Alle sprechen über Nachhaltigkeit. Aber was bedeutet das eigentlich konkret - und vor allem für die Karlsruher Kultureinrichtungen? In ihrer neuen Interview-Reihe "Nachhaltigkeit in der Kultur" sprechen Julia und Jana mit Expert:innen zu diesem Thema. Die Interviews werden immer am letzten Freitag des Monats im Campusradio beim Podcast Kultur-Kaffeekranz gesendet. Wer die Sendung verpasst hat, kann sie jederzeit hier nachhören oder auf unserem Blog nachlesen.

#1: Nachhaltiges Karlsruhe: Impulse von Jana Kolodzie

Karlsruhe ist nachhaltiges Reiseziel! Im Oktober 2023 hat die KTG den Zertifizierungsprozess erfolgreich abgeschlossen. Aber was heißt das überhaupt? Und was bedeutet es für die Kultur in Karlsruhe? Jana Kolodzie ist gebürtige Berlinerin, aber überzeugte Wahl-Karlsruherin und seit über 25 Jahren Touristikerin aus Leidenschaft. Seit 2018 ist sie bei der KTG Karlsruhe Tourismus GmbH zuständig für Touristische Entwicklung und Nachhaltigkeit. Mit ihr haben wir über Nachhaltigkeit in Karlsruhe und seiner Kulturszene gesprochen.

§ Datensätze:
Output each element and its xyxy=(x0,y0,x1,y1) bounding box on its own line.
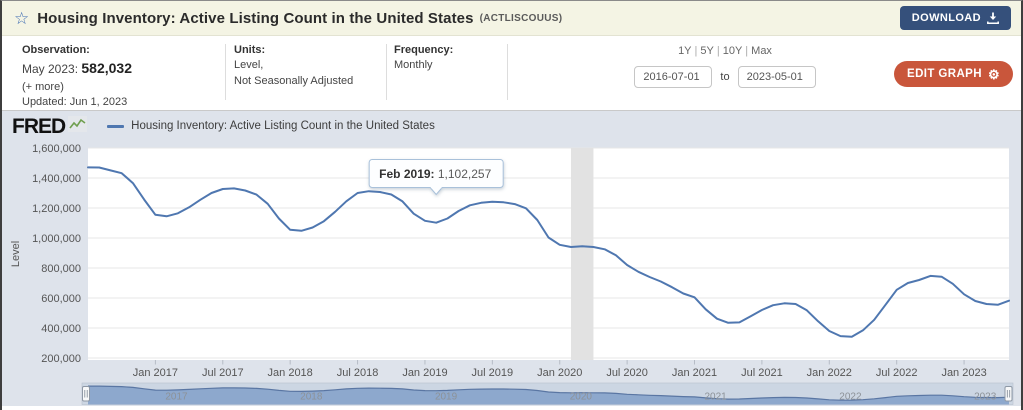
y-axis-tick-label: 600,000 xyxy=(41,293,81,305)
fred-logo: FRED xyxy=(12,114,66,138)
range-link-max[interactable]: Max xyxy=(751,45,772,57)
observation-more-link[interactable]: (+ more) xyxy=(22,80,64,93)
x-axis-tick-label: Jan 2021 xyxy=(672,367,717,379)
to-label: to xyxy=(720,71,730,83)
plot-area xyxy=(88,148,1009,360)
observation-panel: Observation: May 2023: 582,032 (+ more) … xyxy=(22,43,132,111)
navigator-year-label: 2017 xyxy=(165,392,188,403)
divider xyxy=(507,44,508,100)
legend-line-swatch xyxy=(107,124,125,128)
y-axis-tick-label: 1,000,000 xyxy=(32,233,81,245)
range-shortcuts: 1Y | 5Y | 10Y | Max xyxy=(614,45,836,57)
y-axis-tick-label: 800,000 xyxy=(41,263,81,275)
x-axis-tick-label: Jul 2019 xyxy=(472,367,514,379)
range-separator: | xyxy=(716,45,720,57)
main-chart: 200,000 400,000 600,000 800,000 1,000,000 1,2… xyxy=(10,143,1014,405)
y-axis-tick-label: 1,400,000 xyxy=(32,173,81,185)
edit-graph-label: EDIT GRAPH xyxy=(907,68,982,80)
units-panel: Units: Level, Not Seasonally Adjusted xyxy=(234,43,353,89)
x-axis-tick-label: Jul 2022 xyxy=(876,367,918,379)
navigator-left-handle[interactable] xyxy=(82,386,90,402)
units-line1: Level, xyxy=(234,59,264,72)
control-bar: Observation: May 2023: 582,032 (+ more) … xyxy=(2,36,1021,111)
x-axis-tick-label: Jan 2023 xyxy=(941,367,986,379)
range-separator: | xyxy=(745,45,749,57)
chart-header-row: FRED Housing Inventory: Active Listing C… xyxy=(12,115,435,137)
download-button[interactable]: DOWNLOAD xyxy=(899,6,1011,30)
units-label: Units: xyxy=(234,44,266,56)
navigator-year-label: 2021 xyxy=(705,392,728,403)
x-axis-tick-label: Jan 2018 xyxy=(268,367,313,379)
observation-updated: Updated: Jun 1, 2023 xyxy=(22,96,128,109)
series-line xyxy=(87,166,1010,338)
y-axis-tick-label: 400,000 xyxy=(41,323,81,335)
chart-section: FRED Housing Inventory: Active Listing C… xyxy=(2,111,1021,406)
gear-icon: ⚙ xyxy=(987,66,1000,82)
date-range-controls: 1Y|5Y|10Y|Max to xyxy=(614,45,836,88)
units-line2: Not Seasonally Adjusted xyxy=(234,74,354,87)
tooltip-text: Feb 2019: 1,102,257 xyxy=(379,167,491,181)
frequency-panel: Frequency: Monthly xyxy=(394,43,453,74)
y-axis-tick-label: 1,200,000 xyxy=(32,203,81,215)
date-to-input[interactable] xyxy=(737,66,816,88)
series-id: (ACTLISCOUUS) xyxy=(479,12,563,24)
y-axis-tick-label: 1,600,000 xyxy=(32,143,81,155)
range-link-5y[interactable]: 5Y xyxy=(700,45,714,57)
y-axis-tick-label: 200,000 xyxy=(41,353,81,365)
page-header: ☆ Housing Inventory: Active Listing Coun… xyxy=(2,1,1021,36)
x-axis-tick-label: Jan 2017 xyxy=(133,367,178,379)
download-button-label: DOWNLOAD xyxy=(911,12,981,24)
range-separator: | xyxy=(694,45,698,57)
date-from-input[interactable] xyxy=(634,66,713,88)
navigator-year-label: 2023 xyxy=(974,392,997,403)
navigator-right-handle[interactable] xyxy=(1004,386,1013,402)
favorite-star-icon[interactable]: ☆ xyxy=(14,8,30,28)
range-link-10y[interactable]: 10Y xyxy=(722,45,743,57)
chart-tooltip: Feb 2019: 1,102,257 xyxy=(368,159,504,196)
edit-graph-button[interactable]: EDIT GRAPH ⚙ xyxy=(894,61,1013,87)
observation-value: 582,032 xyxy=(81,60,132,77)
legend-label: Housing Inventory: Active Listing Count … xyxy=(131,120,435,132)
navigator-area xyxy=(88,386,1009,405)
recession-band xyxy=(570,148,594,360)
frequency-label: Frequency: xyxy=(394,44,454,56)
x-axis-tick-label: Jul 2018 xyxy=(337,367,379,379)
x-axis-tick-label: Jul 2017 xyxy=(202,367,244,379)
fred-logo-sparkline-icon xyxy=(68,115,88,137)
observation-label: Observation: xyxy=(22,44,90,56)
x-axis-tick-label: Jan 2022 xyxy=(807,367,852,379)
x-axis-tick-label: Jul 2021 xyxy=(741,367,783,379)
observation-value-row: May 2023: 582,032 xyxy=(22,59,132,79)
x-axis-tick-label: Jul 2020 xyxy=(606,367,648,379)
navigator-year-label: 2020 xyxy=(570,392,593,403)
divider xyxy=(386,44,387,100)
frequency-value: Monthly xyxy=(394,59,433,72)
observation-date: May 2023: xyxy=(22,62,79,77)
page-title: Housing Inventory: Active Listing Count … xyxy=(37,9,474,27)
navigator-year-label: 2019 xyxy=(435,392,458,403)
navigator-year-label: 2018 xyxy=(300,392,323,403)
chart-legend: Housing Inventory: Active Listing Count … xyxy=(107,120,435,132)
divider xyxy=(225,44,226,100)
download-icon xyxy=(987,12,999,24)
y-axis-title: Level xyxy=(10,241,22,267)
x-axis-tick-label: Jan 2020 xyxy=(537,367,582,379)
x-axis-tick-label: Jan 2019 xyxy=(402,367,447,379)
range-link-1y[interactable]: 1Y xyxy=(678,45,692,57)
navigator-year-label: 2022 xyxy=(839,392,862,403)
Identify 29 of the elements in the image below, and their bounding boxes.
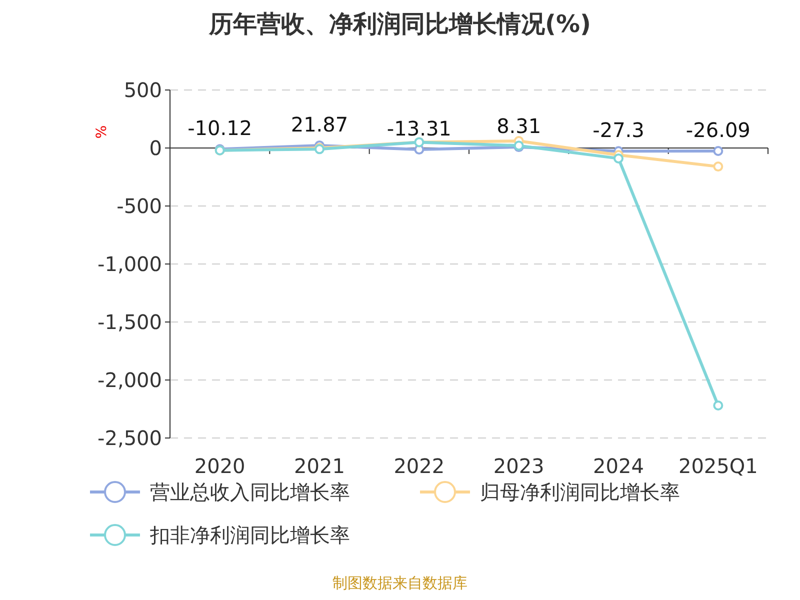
x-tick-label: 2022 [394, 454, 445, 478]
y-tick-label: 0 [149, 136, 162, 160]
data-label: -27.3 [592, 118, 644, 142]
y-tick-label: -2,500 [98, 426, 162, 450]
x-tick-label: 2021 [294, 454, 345, 478]
point [614, 153, 624, 164]
x-tick-label: 2025Q1 [678, 454, 758, 478]
x-tick-label: 2020 [194, 454, 246, 478]
legend-label: 营业总收入同比增长率 [150, 480, 350, 504]
data-label: -26.09 [686, 118, 750, 142]
y-axis-title: % [94, 125, 110, 139]
data-label: 21.87 [290, 112, 348, 136]
chart-title: 历年营收、净利润同比增长情况(%) [208, 10, 591, 38]
x-tick-label: 2024 [593, 454, 644, 478]
y-tick-label: -1,500 [98, 310, 162, 334]
point [713, 162, 724, 172]
point [713, 146, 724, 156]
point [713, 400, 724, 411]
y-tick-label: -500 [116, 194, 162, 218]
y-tick-label: -2,000 [98, 368, 162, 392]
y-tick-label: -1,000 [98, 252, 162, 276]
data-label: 8.31 [496, 114, 542, 138]
legend-label: 扣非净利润同比增长率 [149, 523, 350, 547]
data-label: -13.31 [386, 116, 452, 141]
legend-label: 归母净利润同比增长率 [480, 480, 680, 504]
y-tick-label: 500 [124, 78, 162, 102]
text: 制图数据来自数据库 [332, 574, 468, 592]
data-label: -10.12 [188, 116, 252, 140]
x-tick-label: 2023 [493, 454, 544, 478]
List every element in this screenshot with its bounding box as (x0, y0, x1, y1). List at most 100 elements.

§ Aufgabenstellung:
Schreibe die Fortsetzung des Textes über die Interview-Reihe „Nachhaltigkeit in der Kultur“, die an seinen letzten Satz anschließt. Die Datensätze spielen hierbei keine Rolle.

§ Ergebnis:
Karlsruhe ist als nachhaltiges Reiseziel zertifiziert worden. Was ist denn ein nachhaltiges Reiseziel überhaupt?

Eine nachhaltige Ausrichtung bedeutet im Tourismus, dass man ökologisch, ökonomisch und sozial sinnvolle Maßnahmen entwickelt. Der Zertifizierungsprozess zum nachhaltigen Reiseziel wurde 2016 von den baden-württembergischen Regionen und dem Unternehmen TourCert ins Leben gerufen. Inzwischen ist er deutschlandweit möglich. Das Ziel ist dabei, beliebte Reiseorte in Deutschland nach den Nachhaltigkeitskriterien zu durchleuchten und dadurch eine Weiterentwicklung zu ermöglichen. Wenn man sich direkt die Angebote anschaut, zeichnen diese sich durch Möglichkeiten zur umweltfreundlichen Anreise aus, durch barrierefreie Zugänge zu den touristischen Attraktionen, durch ein breites Angebot an regionalen Produkten und Vielem mehr.

Was ist in Karlsruhe denn besonders nachhaltig?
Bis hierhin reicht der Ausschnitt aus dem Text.